§ **BAGIAN LATIHAN**
**1)** Menurut berita tentang pengerukan lumpur Waduk Ria Rio, berapa banyak alat berat yang dikerahkan untuk mengeruk lumpur di waduk itu hari ini, dan apa jenisnya?
**2)** Teruskan berita tentang pengerukan lumpur Waduk Ria Rio, dimulai sesudah kalimat terakhirnya.

Antisipasi Banjir, Pemprov DKI Keruk Lumpur Waduk Ria Rio

CNN Indonesia | Senin, 21/09/2020 18:38 WIB
Sebanyak 15 alat berat diturunkan untuk mengeruk lumpur di waduk Ria Rio, Jakarta Timur untuk mengantisipasi banjir. Dinas Sumber Daya Air DKI Jakarta adakan Kegiatan gerebek lumpur di waduk ria rio, Jakarta Timur. (CNN Indonesia/Andry Novelino)
Jakarta, CNN Indonesia --

Pemerintah Provinsi DKI Jakarta mulai mengambil langkah antisipasi banjir dengan mengeruk lumpur di sejumlah sungai dan waduk.

Kepala Dinas SDA Provinsi DKI Jakarta, Juaini menerangkan pada fase pertama, pengerukkan dilakukan di di Waduk Ria Rio, Pulogadung, Jakarta Timur.

"Pengerukan telah dilakukan sejak bulan Maret. Dengan dilaksanakannya kegiatan Grebek Lumpur, diharapkan pencegahan banjir dapat dilakukan secara maksimal," kata Juaini di Jakarta, Senin (21/9).


Juani menuturkan sebanyak 15 alat berat berupa eskavator dikerahkan untuk melakukan pengerukan lumpur di waduk Ria Rio hari ini.

"Kegiatan ini kita lakukan secara massif. Mulai dari saluran mikro, saluran makro, kali-kali PHB, kali-kali besar maupun waduk," terang Juaini.

"Ini kita lakukan untuk mencegah atau pun mengurangi adanya genangan nanti di musim hujan. Meskipun ini di tengah kondisi Covid-19, petugas-petugas dari sudin maupun dinas tetap melaksanakan kegiatan," lanjut dia.

§ **DAFTAR ITEM**
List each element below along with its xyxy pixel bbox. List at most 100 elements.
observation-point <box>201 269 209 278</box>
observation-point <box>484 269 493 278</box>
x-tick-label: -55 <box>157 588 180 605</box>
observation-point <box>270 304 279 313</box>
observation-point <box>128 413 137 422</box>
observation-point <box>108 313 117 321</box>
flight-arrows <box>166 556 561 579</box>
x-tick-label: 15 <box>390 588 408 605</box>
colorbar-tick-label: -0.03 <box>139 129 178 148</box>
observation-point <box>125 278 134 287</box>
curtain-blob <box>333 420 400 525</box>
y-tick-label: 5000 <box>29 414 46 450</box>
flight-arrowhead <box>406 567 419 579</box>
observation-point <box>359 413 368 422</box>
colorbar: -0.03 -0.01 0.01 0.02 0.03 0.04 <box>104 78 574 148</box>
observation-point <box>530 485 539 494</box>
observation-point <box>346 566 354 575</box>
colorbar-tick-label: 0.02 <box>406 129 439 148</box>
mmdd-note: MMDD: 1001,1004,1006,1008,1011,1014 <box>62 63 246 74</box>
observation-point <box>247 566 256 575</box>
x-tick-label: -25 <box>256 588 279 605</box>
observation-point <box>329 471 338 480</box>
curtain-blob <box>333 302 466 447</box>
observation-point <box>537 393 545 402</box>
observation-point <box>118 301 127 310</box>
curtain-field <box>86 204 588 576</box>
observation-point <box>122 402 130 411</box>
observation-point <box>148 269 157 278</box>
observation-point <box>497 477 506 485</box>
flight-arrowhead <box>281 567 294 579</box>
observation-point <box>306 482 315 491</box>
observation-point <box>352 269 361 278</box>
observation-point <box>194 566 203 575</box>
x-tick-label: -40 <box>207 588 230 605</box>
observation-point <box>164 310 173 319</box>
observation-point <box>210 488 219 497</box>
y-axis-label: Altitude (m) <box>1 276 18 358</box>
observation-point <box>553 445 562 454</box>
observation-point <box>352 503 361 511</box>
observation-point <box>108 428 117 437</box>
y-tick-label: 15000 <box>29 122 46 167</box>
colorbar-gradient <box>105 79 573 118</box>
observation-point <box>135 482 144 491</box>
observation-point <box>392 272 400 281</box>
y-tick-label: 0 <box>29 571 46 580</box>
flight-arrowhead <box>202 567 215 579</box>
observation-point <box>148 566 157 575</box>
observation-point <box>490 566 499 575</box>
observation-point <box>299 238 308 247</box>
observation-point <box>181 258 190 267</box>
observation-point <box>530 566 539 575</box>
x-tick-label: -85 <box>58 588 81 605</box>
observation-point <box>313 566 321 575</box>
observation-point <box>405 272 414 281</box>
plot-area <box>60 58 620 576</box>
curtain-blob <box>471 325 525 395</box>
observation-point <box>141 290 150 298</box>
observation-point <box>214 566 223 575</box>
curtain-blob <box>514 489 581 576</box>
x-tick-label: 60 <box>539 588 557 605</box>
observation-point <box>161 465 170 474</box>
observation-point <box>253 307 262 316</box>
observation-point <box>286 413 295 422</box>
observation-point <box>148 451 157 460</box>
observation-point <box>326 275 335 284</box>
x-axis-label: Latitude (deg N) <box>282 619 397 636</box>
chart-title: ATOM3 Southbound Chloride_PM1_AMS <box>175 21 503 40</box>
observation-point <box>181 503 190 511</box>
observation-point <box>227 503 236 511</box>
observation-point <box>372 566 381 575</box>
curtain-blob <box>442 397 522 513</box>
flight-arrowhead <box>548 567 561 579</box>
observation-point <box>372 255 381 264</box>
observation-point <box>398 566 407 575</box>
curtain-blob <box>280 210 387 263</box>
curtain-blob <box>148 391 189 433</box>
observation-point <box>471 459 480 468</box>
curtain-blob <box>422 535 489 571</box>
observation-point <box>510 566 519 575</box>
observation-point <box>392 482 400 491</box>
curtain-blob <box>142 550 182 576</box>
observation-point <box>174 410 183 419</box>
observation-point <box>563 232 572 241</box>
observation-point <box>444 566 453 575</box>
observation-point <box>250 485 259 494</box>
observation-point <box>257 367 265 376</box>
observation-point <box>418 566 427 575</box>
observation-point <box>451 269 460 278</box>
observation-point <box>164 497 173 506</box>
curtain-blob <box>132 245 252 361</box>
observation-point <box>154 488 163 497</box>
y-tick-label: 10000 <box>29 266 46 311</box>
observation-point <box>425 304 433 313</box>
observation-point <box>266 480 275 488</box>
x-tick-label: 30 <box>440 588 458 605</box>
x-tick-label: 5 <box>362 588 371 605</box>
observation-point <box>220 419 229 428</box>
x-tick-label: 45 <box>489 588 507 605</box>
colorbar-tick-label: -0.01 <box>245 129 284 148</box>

§ **JAWABAN LATIHAN**
**1)** Sebanyak 15 alat berat berupa eskavator.

**2)**
Di tempat yang sama, Asisten Pembangunan dan Lingkungan Hidup Provinsi DKI Jakarta, Yusmada Faizal menyampaikan bahwa antisipasi banjir masih menjadi salah satu program prioritas DKI. Program prioritas ini, kata Yusmada, masih tetap berjalan meski di tengah masa pandemi.

"Pengerukan ini sudah dilakukan sejak bulan Maret dan April. Dan ini sesuai arahan Pak Gubernur, bahwa urusan banjir tetap menjadi prioritas yang harus ditangani," jelas Yusmada.

Yusmada memastikan bahwa program yang berjalan ini juga memperhatikan protokol kesehatan. Dalam acara ini para personel yang hadir wajib melakukan 3 M, yaitu Memakai masker, menjaga jarak, dan mencuci tangan secara rutin di tempat yang telah disediakan.

Rencananya kegiatan serupa akan dilakukan di sejumlah waduk ataupun sungai di Jakarta untuk mengantisipasi banjir.

"Pada fase selanjutnya, Grebek Lumpur akan dilakukan di sungai, waduk, dan danau di DKI Jakarta. Selain itu, dalam upaya pencegahan banjir, Dinas SDA juga telah melakukan pembangunan sumur resapan, optimalisasi alat berat, serta penyiagaan sekitar 8.000 personel Pasukan Biru," tutup dia.